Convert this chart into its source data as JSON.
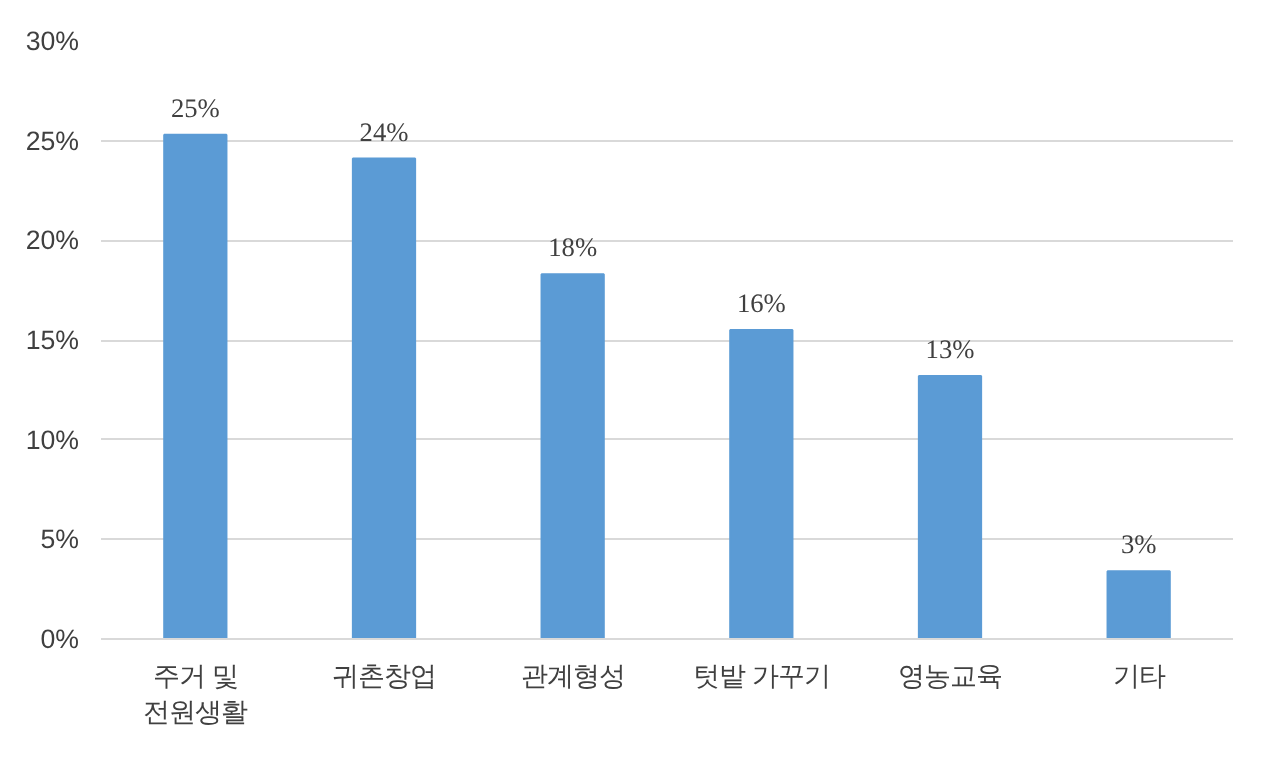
{
  "chart_data": {
    "type": "bar",
    "categories": [
      "주거 및\n전원생활",
      "귀촌창업",
      "관계형성",
      "텃밭 가꾸기",
      "영농교육",
      "기타"
    ],
    "values": [
      25.3,
      24.1,
      18.3,
      15.5,
      13.2,
      3.4
    ],
    "value_labels": [
      "25%",
      "24%",
      "18%",
      "16%",
      "13%",
      "3%"
    ],
    "color": "#5b9bd5",
    "ylim": [
      0,
      30
    ],
    "yticks": [
      {
        "value": 0,
        "label": "0%"
      },
      {
        "value": 5,
        "label": "5%"
      },
      {
        "value": 10,
        "label": "10%"
      },
      {
        "value": 15,
        "label": "15%"
      },
      {
        "value": 20,
        "label": "20%"
      },
      {
        "value": 25,
        "label": "25%"
      },
      {
        "value": 30,
        "label": "30%"
      }
    ],
    "grid": "y"
  }
}
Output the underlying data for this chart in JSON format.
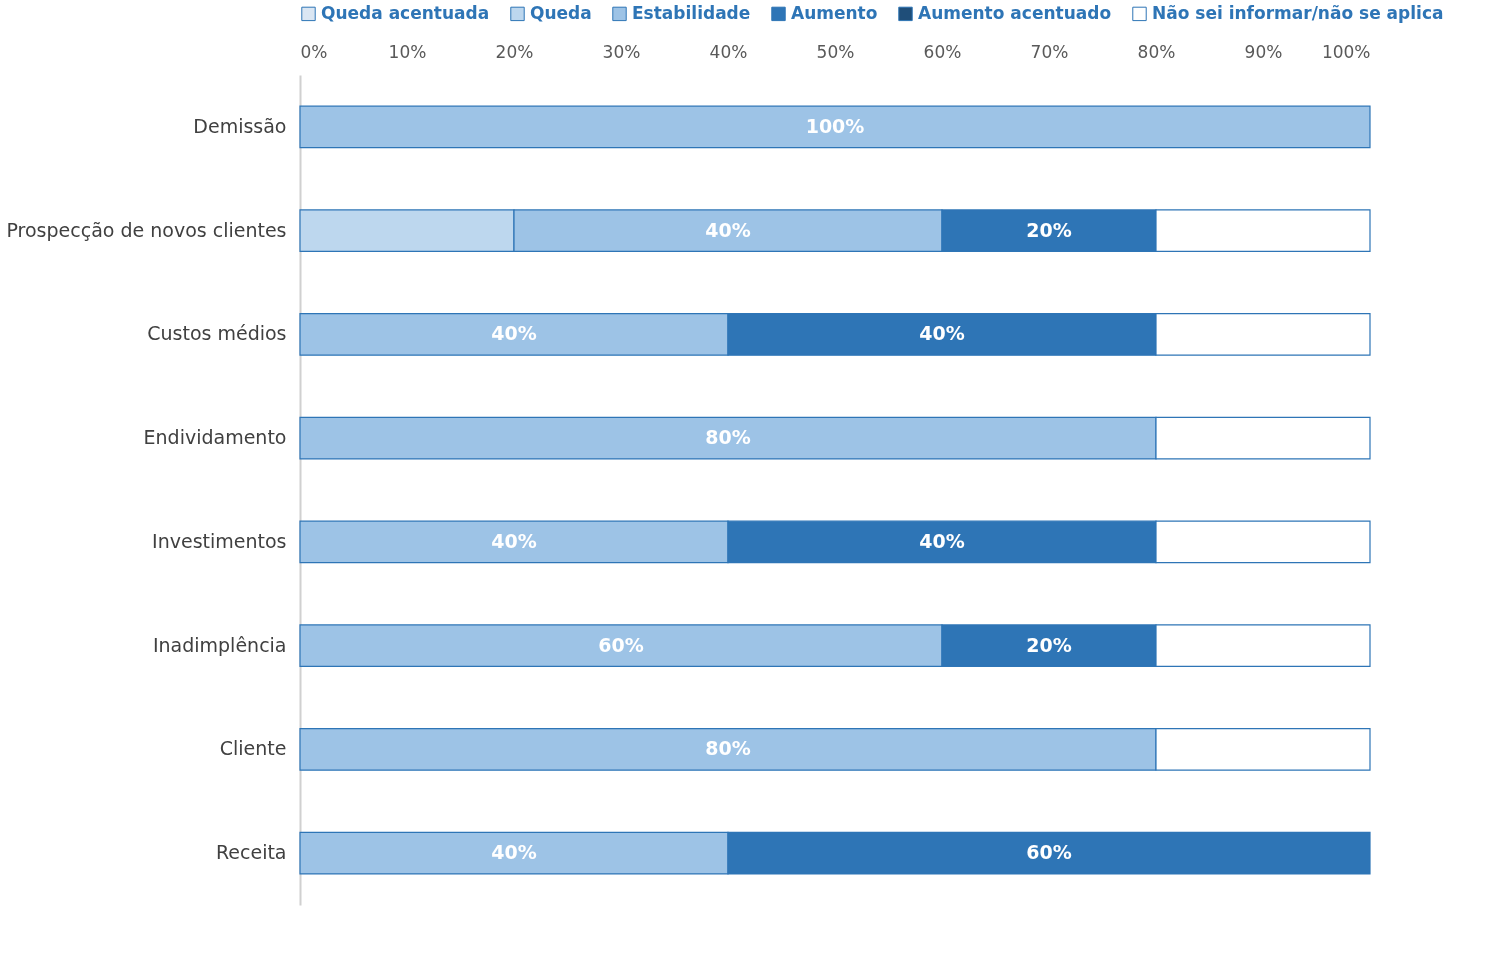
{
  "chart_data": {
    "type": "bar",
    "orientation": "horizontal",
    "stacked": true,
    "legend": "top",
    "categories": [
      "Demissão",
      "Prospecção de novos clientes",
      "Custos médios",
      "Endividamento",
      "Investimentos",
      "Inadimplência",
      "Cliente",
      "Receita"
    ],
    "xlim": [
      0,
      100
    ],
    "xticks": [
      {
        "value": 0,
        "label": "0%"
      },
      {
        "value": 10,
        "label": "10%"
      },
      {
        "value": 20,
        "label": "20%"
      },
      {
        "value": 30,
        "label": "30%"
      },
      {
        "value": 40,
        "label": "40%"
      },
      {
        "value": 50,
        "label": "50%"
      },
      {
        "value": 60,
        "label": "60%"
      },
      {
        "value": 70,
        "label": "70%"
      },
      {
        "value": 80,
        "label": "80%"
      },
      {
        "value": 90,
        "label": "90%"
      },
      {
        "value": 100,
        "label": "100%"
      }
    ],
    "grid": false,
    "series": [
      {
        "name": "Queda acentuada",
        "color": "#dae6f3",
        "values": [
          null,
          null,
          null,
          null,
          null,
          null,
          null,
          null
        ],
        "value_labels": [
          null,
          null,
          null,
          null,
          null,
          null,
          null,
          null
        ]
      },
      {
        "name": "Queda",
        "color": "#bdd7ee",
        "values": [
          null,
          20,
          null,
          null,
          null,
          null,
          null,
          null
        ],
        "value_labels": [
          null,
          null,
          null,
          null,
          null,
          null,
          null,
          null
        ]
      },
      {
        "name": "Estabilidade",
        "color": "#9dc3e6",
        "values": [
          100,
          40,
          40,
          80,
          40,
          60,
          80,
          40
        ],
        "value_labels": [
          "100%",
          "40%",
          "40%",
          "80%",
          "40%",
          "60%",
          "80%",
          "40%"
        ]
      },
      {
        "name": "Aumento",
        "color": "#2e75b6",
        "values": [
          null,
          20,
          40,
          null,
          40,
          20,
          null,
          60
        ],
        "value_labels": [
          null,
          "20%",
          "40%",
          null,
          "40%",
          "20%",
          null,
          "60%"
        ]
      },
      {
        "name": "Aumento acentuado",
        "color": "#1f4e79",
        "values": [
          null,
          null,
          null,
          null,
          null,
          null,
          null,
          null
        ],
        "value_labels": [
          null,
          null,
          null,
          null,
          null,
          null,
          null,
          null
        ]
      },
      {
        "name": "Não sei informar/não se aplica",
        "color": "#ffffff",
        "values": [
          null,
          20,
          20,
          20,
          20,
          20,
          20,
          null
        ],
        "value_labels": [
          null,
          null,
          null,
          null,
          null,
          null,
          null,
          null
        ]
      }
    ]
  }
}
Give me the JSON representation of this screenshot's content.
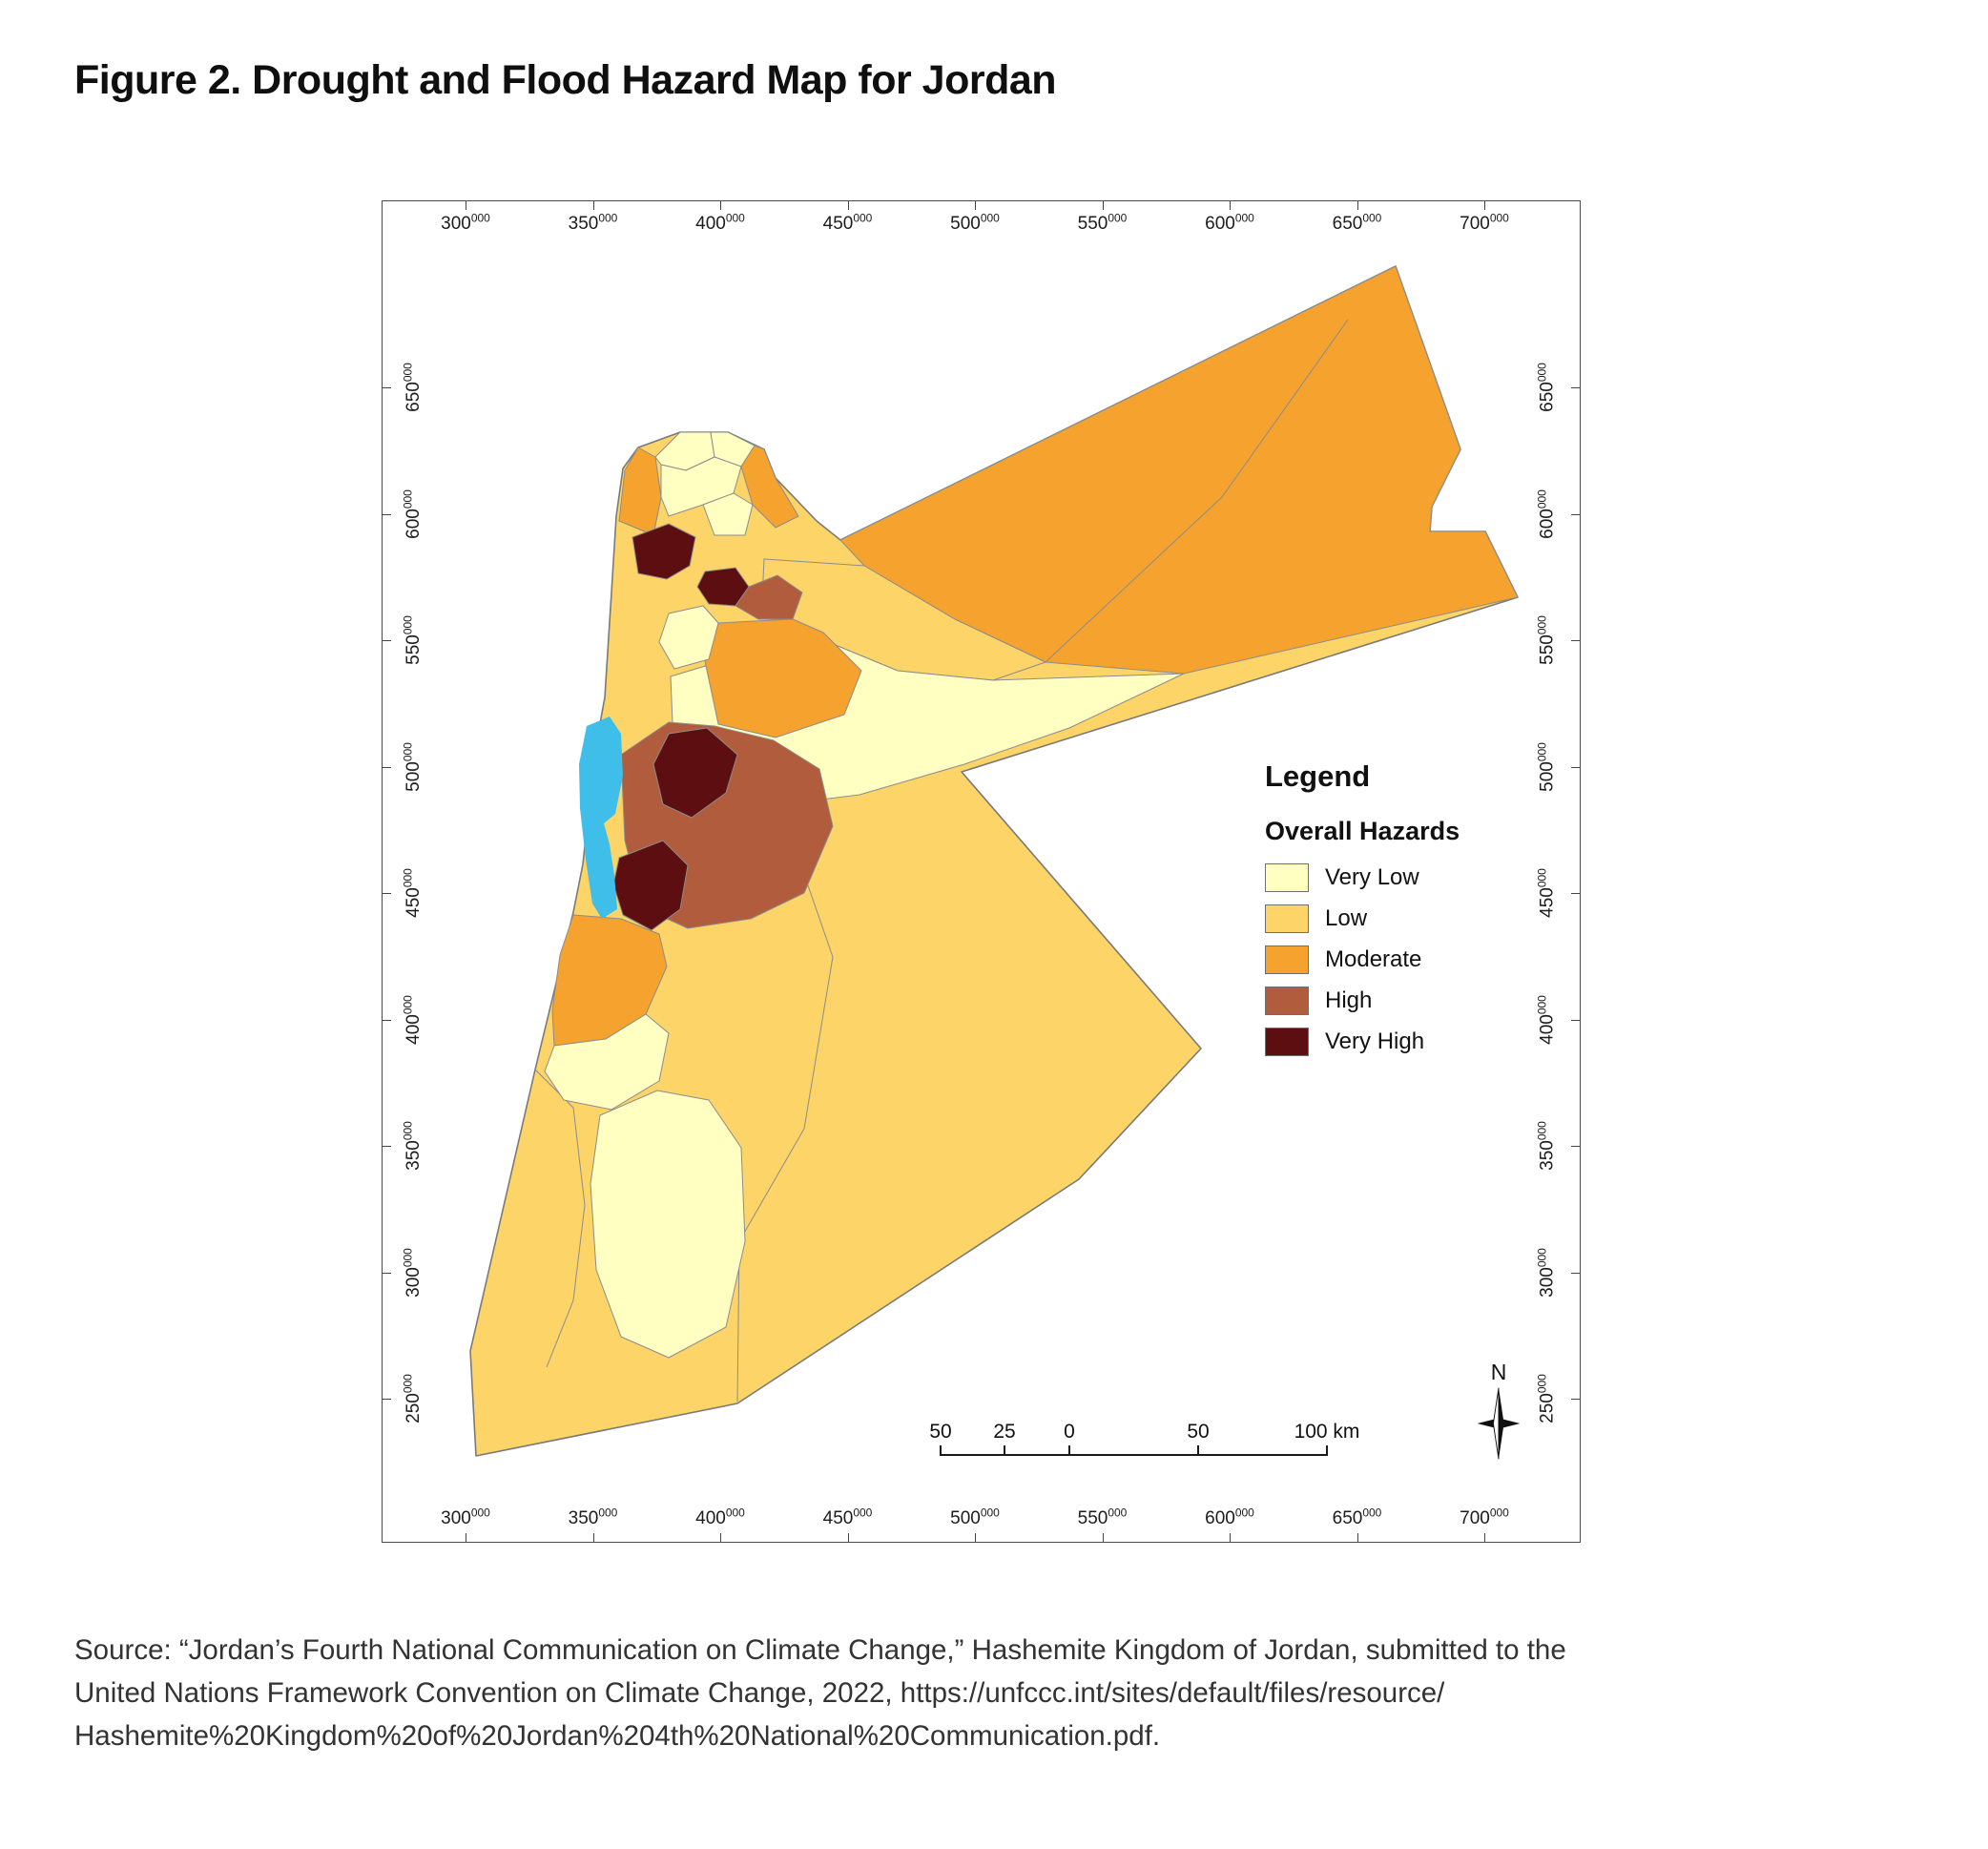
{
  "figure": {
    "title": "Figure 2. Drought and Flood Hazard Map for Jordan"
  },
  "map": {
    "axis": {
      "x_tick_labels": [
        {
          "base": "300",
          "sup": "000"
        },
        {
          "base": "350",
          "sup": "000"
        },
        {
          "base": "400",
          "sup": "000"
        },
        {
          "base": "450",
          "sup": "000"
        },
        {
          "base": "500",
          "sup": "000"
        },
        {
          "base": "550",
          "sup": "000"
        },
        {
          "base": "600",
          "sup": "000"
        },
        {
          "base": "650",
          "sup": "000"
        },
        {
          "base": "700",
          "sup": "000"
        }
      ],
      "y_tick_labels": [
        {
          "base": "650",
          "sup": "000"
        },
        {
          "base": "600",
          "sup": "000"
        },
        {
          "base": "550",
          "sup": "000"
        },
        {
          "base": "500",
          "sup": "000"
        },
        {
          "base": "450",
          "sup": "000"
        },
        {
          "base": "400",
          "sup": "000"
        },
        {
          "base": "350",
          "sup": "000"
        },
        {
          "base": "300",
          "sup": "000"
        },
        {
          "base": "250",
          "sup": "000"
        }
      ]
    },
    "legend": {
      "title": "Legend",
      "subtitle": "Overall Hazards",
      "items": [
        {
          "key": "vlow",
          "label": "Very Low",
          "color": "#FFFFC2"
        },
        {
          "key": "low",
          "label": "Low",
          "color": "#FCD467"
        },
        {
          "key": "mod",
          "label": "Moderate",
          "color": "#F5A22E"
        },
        {
          "key": "high",
          "label": "High",
          "color": "#B05C3D"
        },
        {
          "key": "vhigh",
          "label": "Very High",
          "color": "#5C0E10"
        }
      ],
      "water_color": "#3EBEE8",
      "boundary_color": "#8C8C8C"
    },
    "scale_bar": {
      "labels": [
        "50",
        "25",
        "0",
        "50",
        "100 km"
      ]
    },
    "north_arrow_label": "N"
  },
  "source": {
    "lines": [
      "Source: “Jordan’s Fourth National Communication on Climate Change,” Hashemite Kingdom of Jordan, submitted to the",
      "United Nations Framework Convention on Climate Change, 2022, https://unfccc.int/sites/default/files/resource/",
      "Hashemite%20Kingdom%20of%20Jordan%204th%20National%20Communication.pdf."
    ]
  }
}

What this task involves
Each entry should be repeated exactly as it appears; the pictures stay out.

Complete response
Convert this chart into its source data as JSON.
{
  "chart_data": {
    "type": "bar",
    "categories": [
      "주거 및\n전원생활",
      "귀촌창업",
      "관계형성",
      "텃밭 가꾸기",
      "영농교육",
      "기타"
    ],
    "values": [
      25.3,
      24.1,
      18.3,
      15.5,
      13.2,
      3.4
    ],
    "value_labels": [
      "25%",
      "24%",
      "18%",
      "16%",
      "13%",
      "3%"
    ],
    "color": "#5b9bd5",
    "ylim": [
      0,
      30
    ],
    "yticks": [
      {
        "value": 0,
        "label": "0%"
      },
      {
        "value": 5,
        "label": "5%"
      },
      {
        "value": 10,
        "label": "10%"
      },
      {
        "value": 15,
        "label": "15%"
      },
      {
        "value": 20,
        "label": "20%"
      },
      {
        "value": 25,
        "label": "25%"
      },
      {
        "value": 30,
        "label": "30%"
      }
    ],
    "grid": "y"
  }
}
Output the underlying data for this chart in JSON format.
{
  "chart_data": {
    "type": "bar",
    "orientation": "horizontal",
    "stacked": true,
    "legend": "top",
    "categories": [
      "Demissão",
      "Prospecção de novos clientes",
      "Custos médios",
      "Endividamento",
      "Investimentos",
      "Inadimplência",
      "Cliente",
      "Receita"
    ],
    "xlim": [
      0,
      100
    ],
    "xticks": [
      {
        "value": 0,
        "label": "0%"
      },
      {
        "value": 10,
        "label": "10%"
      },
      {
        "value": 20,
        "label": "20%"
      },
      {
        "value": 30,
        "label": "30%"
      },
      {
        "value": 40,
        "label": "40%"
      },
      {
        "value": 50,
        "label": "50%"
      },
      {
        "value": 60,
        "label": "60%"
      },
      {
        "value": 70,
        "label": "70%"
      },
      {
        "value": 80,
        "label": "80%"
      },
      {
        "value": 90,
        "label": "90%"
      },
      {
        "value": 100,
        "label": "100%"
      }
    ],
    "grid": false,
    "series": [
      {
        "name": "Queda acentuada",
        "color": "#dae6f3",
        "values": [
          null,
          null,
          null,
          null,
          null,
          null,
          null,
          null
        ],
        "value_labels": [
          null,
          null,
          null,
          null,
          null,
          null,
          null,
          null
        ]
      },
      {
        "name": "Queda",
        "color": "#bdd7ee",
        "values": [
          null,
          20,
          null,
          null,
          null,
          null,
          null,
          null
        ],
        "value_labels": [
          null,
          null,
          null,
          null,
          null,
          null,
          null,
          null
        ]
      },
      {
        "name": "Estabilidade",
        "color": "#9dc3e6",
        "values": [
          100,
          40,
          40,
          80,
          40,
          60,
          80,
          40
        ],
        "value_labels": [
          "100%",
          "40%",
          "40%",
          "80%",
          "40%",
          "60%",
          "80%",
          "40%"
        ]
      },
      {
        "name": "Aumento",
        "color": "#2e75b6",
        "values": [
          null,
          20,
          40,
          null,
          40,
          20,
          null,
          60
        ],
        "value_labels": [
          null,
          "20%",
          "40%",
          null,
          "40%",
          "20%",
          null,
          "60%"
        ]
      },
      {
        "name": "Aumento acentuado",
        "color": "#1f4e79",
        "values": [
          null,
          null,
          null,
          null,
          null,
          null,
          null,
          null
        ],
        "value_labels": [
          null,
          null,
          null,
          null,
          null,
          null,
          null,
          null
        ]
      },
      {
        "name": "Não sei informar/não se aplica",
        "color": "#ffffff",
        "values": [
          null,
          20,
          20,
          20,
          20,
          20,
          20,
          null
        ],
        "value_labels": [
          null,
          null,
          null,
          null,
          null,
          null,
          null,
          null
        ]
      }
    ]
  }
}
Give me the JSON representation of this screenshot's content.
{
  "figure": {
    "title": "Figure 2. Drought and Flood Hazard Map for Jordan"
  },
  "map": {
    "axis": {
      "x_tick_labels": [
        {
          "base": "300",
          "sup": "000"
        },
        {
          "base": "350",
          "sup": "000"
        },
        {
          "base": "400",
          "sup": "000"
        },
        {
          "base": "450",
          "sup": "000"
        },
        {
          "base": "500",
          "sup": "000"
        },
        {
          "base": "550",
          "sup": "000"
        },
        {
          "base": "600",
          "sup": "000"
        },
        {
          "base": "650",
          "sup": "000"
        },
        {
          "base": "700",
          "sup": "000"
        }
      ],
      "y_tick_labels": [
        {
          "base": "650",
          "sup": "000"
        },
        {
          "base": "600",
          "sup": "000"
        },
        {
          "base": "550",
          "sup": "000"
        },
        {
          "base": "500",
          "sup": "000"
        },
        {
          "base": "450",
          "sup": "000"
        },
        {
          "base": "400",
          "sup": "000"
        },
        {
          "base": "350",
          "sup": "000"
        },
        {
          "base": "300",
          "sup": "000"
        },
        {
          "base": "250",
          "sup": "000"
        }
      ]
    },
    "legend": {
      "title": "Legend",
      "subtitle": "Overall Hazards",
      "items": [
        {
          "key": "vlow",
          "label": "Very Low",
          "color": "#FFFFC2"
        },
        {
          "key": "low",
          "label": "Low",
          "color": "#FCD467"
        },
        {
          "key": "mod",
          "label": "Moderate",
          "color": "#F5A22E"
        },
        {
          "key": "high",
          "label": "High",
          "color": "#B05C3D"
        },
        {
          "key": "vhigh",
          "label": "Very High",
          "color": "#5C0E10"
        }
      ],
      "water_color": "#3EBEE8",
      "boundary_color": "#8C8C8C"
    },
    "scale_bar": {
      "labels": [
        "50",
        "25",
        "0",
        "50",
        "100 km"
      ]
    },
    "north_arrow_label": "N"
  },
  "source": {
    "lines": [
      "Source: “Jordan’s Fourth National Communication on Climate Change,” Hashemite Kingdom of Jordan, submitted to the",
      "United Nations Framework Convention on Climate Change, 2022, https://unfccc.int/sites/default/files/resource/",
      "Hashemite%20Kingdom%20of%20Jordan%204th%20National%20Communication.pdf."
    ]
  }
}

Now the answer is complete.